**Consignes et exercices**.
• A. Selon le texte sur les gratte-ciel, quel journal a consacré le mot « gratte-ciel » pour désigner ce nouveau type d'immeubles, et en quelle année ?
• B. Reprenez le texte sur les gratte-ciel à la suite de sa dernière phrase et poursuivez-le.

« Maintenant, rien ne sera irréalisable pour eux »(1)
: jaloux de ses prérogatives, Yahvé stoppe la construction
de la tour de Babel. C’était sans compter, aux alentours des années
1860, l’invention concomitante de l’ascenseur(2) et de l’architecture métallique(3)
: une conjonction de l’évolution des techniques qui permet de vaincre
la hauteur et donne naissance au premier gratte-ciel — un « grand
immeuble de bureaux » comme on dit alors, le Home Insurance Building
(cf. ill.). Ce dernier, construit en 1884(4) par l’ingénieur Le Baron
Jenney à Chicago, ressemble plus à un palais à l’italienne
trapu, du haut de ses 55 mètres, de ses dix étages et de
son architecture classique, qu’aux Petronas Towers de Kuala Lumpur, 450
mètres, quatre-vingt huit étages, actuellement n°1 au
top cent des plus hauts gratte-ciel du monde — les derniers de la liste
affichant un bon 226 mètres(5). « Allons ! Bâtissons-nous
une ville et une tour dont le sommet pénètre les cieux !
»1 Le mot d’ordre biblique perdure.
§
Les obélisques, minarets, pyramides, tours des châteaux
et flèches des cathédrales culminant à une centaine
de mètres n’ont pas attendu la Révolution industrielle pour
exister. Des escaliers suffisaient à conduire les hommes en ces
hauteurs-là, qui étaient l’apanage de la puissance divine
ou royale — s’il est vrai que le parallélisme entre le pouvoir et
la vision surplombante des choses (« panoramique », disent
les guides touristiques) va de soi. Le mot gratte-ciel ne dit pas autre
chose : il désigne à l’origine une petite voile triangulaire
au sommet d’un mât, et, par métaphore, tout ce qui est exagérément
haut. C’est le Daily News de Boston qui consacre le terme pour désigner
le nouveau type d’immeubles, dans un article de 1891 intitulé «
How the Sky-Scrapers are Built ». Trois ans auparavant, Buffington
avait baptisé « gratte-nuages » sa tour à ossature
d’acier de vingt-huit étages ; appellation sans suite.
La hauteur comme célébration de la gloire — mais encore
faut-il savoir de quelle gloire. Le gratte-ciel n’est pas le seul à
avoir dû se justifier, en cette fin du XIXe siècle où
l’architecture bouleverse la ville traditionnelle. On connaît les
réactions contre la tour Eiffel des « écrivains,
peintres, sculpteurs, architectes, amateurs passionnés de la beauté,
jusqu’ici intacte, de Paris » (parmi lesquels Gounod, Garnier,
Maupassant, Zola) qui écrivirent dans une lettre ouverte : «
La tour Eiffel dont la commerciale Amérique elle-même ne voudrait
pas, c’est, n’en doutez pas, le déshonneur de Paris. Il suffit pour
se rendre compte de ce que nous avançons, de se figurer un instant
une tour vertigineusement ridicule dominant Paris, ainsi qu’une gigantesque
et noire cheminée d’usine, tous nos monuments humiliés, toutes
nos architectures rapetissées, qui disparaîtront dans ce rêve
stupéfiant. »(6) Humiliantes pour les autres monuments,
les tours de nouveaux rois, les cathédrales de nouveaux dieux :
le capitalisme industriel moderne et le progrès scientifique. À
New York, le « Dieu Dollar »(7) a sa « cathédrale
du commerce », le Woolworth Building, ainsi qu’il fut surnommé
à sa construction en 1913 : « Il y avait des banques prétendant
être des temples, des gratte-ciel prétendant être des
cathédrales, et les immeubles de bureaux de Madison Square prétendant
être des campaniles vénitiens — et tous recevaient des médailles
pour leur prétention »(8).

**Données extraites**.

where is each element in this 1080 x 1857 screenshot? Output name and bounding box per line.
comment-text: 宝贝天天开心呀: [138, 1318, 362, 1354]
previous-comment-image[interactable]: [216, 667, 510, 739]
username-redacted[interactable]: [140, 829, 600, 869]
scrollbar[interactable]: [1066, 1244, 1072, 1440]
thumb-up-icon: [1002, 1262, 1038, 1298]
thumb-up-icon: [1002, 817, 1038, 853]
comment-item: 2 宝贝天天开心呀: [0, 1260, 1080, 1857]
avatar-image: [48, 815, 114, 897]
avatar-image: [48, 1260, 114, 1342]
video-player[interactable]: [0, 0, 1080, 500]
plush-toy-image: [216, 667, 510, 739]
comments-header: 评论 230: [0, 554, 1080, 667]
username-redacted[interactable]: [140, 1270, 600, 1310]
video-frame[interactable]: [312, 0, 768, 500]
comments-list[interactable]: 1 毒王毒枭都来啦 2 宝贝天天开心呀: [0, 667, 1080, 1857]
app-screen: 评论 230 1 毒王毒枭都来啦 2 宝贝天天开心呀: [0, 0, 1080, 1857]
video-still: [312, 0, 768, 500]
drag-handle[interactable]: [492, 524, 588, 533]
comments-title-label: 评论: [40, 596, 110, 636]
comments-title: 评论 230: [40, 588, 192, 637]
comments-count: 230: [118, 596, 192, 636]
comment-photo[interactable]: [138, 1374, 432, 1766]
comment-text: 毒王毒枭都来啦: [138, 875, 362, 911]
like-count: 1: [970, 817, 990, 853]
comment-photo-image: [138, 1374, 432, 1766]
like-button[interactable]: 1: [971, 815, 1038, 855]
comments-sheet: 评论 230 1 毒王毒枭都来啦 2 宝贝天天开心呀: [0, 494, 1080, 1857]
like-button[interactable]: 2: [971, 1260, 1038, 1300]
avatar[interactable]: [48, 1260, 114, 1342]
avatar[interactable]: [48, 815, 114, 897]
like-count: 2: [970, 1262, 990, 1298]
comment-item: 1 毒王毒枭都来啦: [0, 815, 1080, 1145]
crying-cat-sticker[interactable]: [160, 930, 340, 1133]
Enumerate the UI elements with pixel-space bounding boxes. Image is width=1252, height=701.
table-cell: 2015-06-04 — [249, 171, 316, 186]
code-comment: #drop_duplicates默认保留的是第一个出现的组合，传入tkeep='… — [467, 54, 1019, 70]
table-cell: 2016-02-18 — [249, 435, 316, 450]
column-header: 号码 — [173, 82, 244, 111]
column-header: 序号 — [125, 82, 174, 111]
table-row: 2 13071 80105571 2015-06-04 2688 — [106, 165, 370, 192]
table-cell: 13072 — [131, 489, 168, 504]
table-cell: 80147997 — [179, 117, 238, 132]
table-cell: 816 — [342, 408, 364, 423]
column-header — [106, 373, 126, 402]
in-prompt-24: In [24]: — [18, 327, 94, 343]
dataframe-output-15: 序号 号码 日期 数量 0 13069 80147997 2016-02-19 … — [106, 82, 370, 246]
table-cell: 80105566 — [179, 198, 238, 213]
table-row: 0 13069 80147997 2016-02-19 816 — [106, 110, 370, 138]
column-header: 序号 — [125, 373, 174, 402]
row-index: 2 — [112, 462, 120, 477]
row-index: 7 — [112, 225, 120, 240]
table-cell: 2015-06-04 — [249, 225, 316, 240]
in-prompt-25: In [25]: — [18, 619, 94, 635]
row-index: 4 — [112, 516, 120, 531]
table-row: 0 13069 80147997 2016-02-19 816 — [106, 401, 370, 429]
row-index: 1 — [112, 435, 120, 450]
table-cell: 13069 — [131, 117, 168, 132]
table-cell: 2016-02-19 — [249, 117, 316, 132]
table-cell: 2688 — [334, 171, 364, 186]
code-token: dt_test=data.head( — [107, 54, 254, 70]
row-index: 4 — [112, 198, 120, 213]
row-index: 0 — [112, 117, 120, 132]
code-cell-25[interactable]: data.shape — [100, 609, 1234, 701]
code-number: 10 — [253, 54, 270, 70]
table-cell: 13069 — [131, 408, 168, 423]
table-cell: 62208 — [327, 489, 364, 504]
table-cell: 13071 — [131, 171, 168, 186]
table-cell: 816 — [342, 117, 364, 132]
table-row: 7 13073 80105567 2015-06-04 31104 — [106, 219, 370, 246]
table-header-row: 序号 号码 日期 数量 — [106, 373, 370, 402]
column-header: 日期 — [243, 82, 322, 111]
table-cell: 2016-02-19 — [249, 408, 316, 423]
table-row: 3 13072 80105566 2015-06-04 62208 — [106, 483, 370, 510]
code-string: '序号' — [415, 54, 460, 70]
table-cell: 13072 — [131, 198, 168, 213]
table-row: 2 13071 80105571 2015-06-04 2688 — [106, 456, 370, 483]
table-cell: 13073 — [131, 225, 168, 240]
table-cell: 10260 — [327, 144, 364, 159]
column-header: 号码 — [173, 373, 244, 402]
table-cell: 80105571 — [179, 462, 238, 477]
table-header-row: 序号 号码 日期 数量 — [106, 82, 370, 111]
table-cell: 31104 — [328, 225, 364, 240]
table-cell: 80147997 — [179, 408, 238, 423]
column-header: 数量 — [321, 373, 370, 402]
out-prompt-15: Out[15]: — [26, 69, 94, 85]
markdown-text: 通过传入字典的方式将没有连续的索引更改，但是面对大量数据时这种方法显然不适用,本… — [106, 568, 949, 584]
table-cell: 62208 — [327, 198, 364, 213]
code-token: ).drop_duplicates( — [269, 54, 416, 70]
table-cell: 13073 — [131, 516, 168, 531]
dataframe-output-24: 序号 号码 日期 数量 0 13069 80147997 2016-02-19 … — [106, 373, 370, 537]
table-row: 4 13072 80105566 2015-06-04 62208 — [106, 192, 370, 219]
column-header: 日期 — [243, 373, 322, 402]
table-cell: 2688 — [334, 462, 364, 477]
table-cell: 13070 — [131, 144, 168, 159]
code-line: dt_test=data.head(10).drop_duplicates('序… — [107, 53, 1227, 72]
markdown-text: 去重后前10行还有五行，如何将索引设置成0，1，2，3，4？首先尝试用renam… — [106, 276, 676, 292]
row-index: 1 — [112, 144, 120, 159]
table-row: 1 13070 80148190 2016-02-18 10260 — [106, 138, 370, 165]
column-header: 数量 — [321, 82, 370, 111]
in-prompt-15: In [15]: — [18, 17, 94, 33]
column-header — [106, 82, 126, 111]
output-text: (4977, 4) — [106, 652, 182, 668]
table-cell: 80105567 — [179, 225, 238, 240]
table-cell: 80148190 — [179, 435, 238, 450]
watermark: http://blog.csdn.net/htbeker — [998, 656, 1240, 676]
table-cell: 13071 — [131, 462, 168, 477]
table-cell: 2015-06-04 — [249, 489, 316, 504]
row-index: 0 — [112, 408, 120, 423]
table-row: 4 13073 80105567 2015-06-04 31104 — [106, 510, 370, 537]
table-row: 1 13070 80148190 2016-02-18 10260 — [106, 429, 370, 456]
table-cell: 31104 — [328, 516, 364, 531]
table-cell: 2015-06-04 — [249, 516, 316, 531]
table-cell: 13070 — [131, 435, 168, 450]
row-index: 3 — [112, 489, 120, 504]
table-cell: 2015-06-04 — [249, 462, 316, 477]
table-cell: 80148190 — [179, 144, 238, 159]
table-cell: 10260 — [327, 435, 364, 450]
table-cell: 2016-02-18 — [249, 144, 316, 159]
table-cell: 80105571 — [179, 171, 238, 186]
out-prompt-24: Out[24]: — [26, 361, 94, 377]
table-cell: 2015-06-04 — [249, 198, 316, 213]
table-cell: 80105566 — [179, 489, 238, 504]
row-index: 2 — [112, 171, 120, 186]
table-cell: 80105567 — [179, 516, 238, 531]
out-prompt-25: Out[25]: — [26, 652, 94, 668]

**Les réponses**.
• A. Le Daily News de Boston, en 1891.

• B.
La métaphore religieuse est de fait récurrente en termes
architecturaux : flèches, dômes, tourelles et pyramides se
succèdent en haut des tours. Traditions maya, romane, gothique et
surtout style Art déco à partir de 1925 voisinent dans la
skyline
de Manhattan. Lorsque Burnham et Root construisent, en 1891, le Monadock
Building aux maçonneries lisses sans ornementation, c’est pour
des motifs financiers et non par choix esthétique(9). En 1922, le
célèbre concours lancé par le Chicago Tribune
en vue de construire « le plus bel immeuble de bureaux du monde »
récompense une tour d’inspiration gothique (par Hood et Howells).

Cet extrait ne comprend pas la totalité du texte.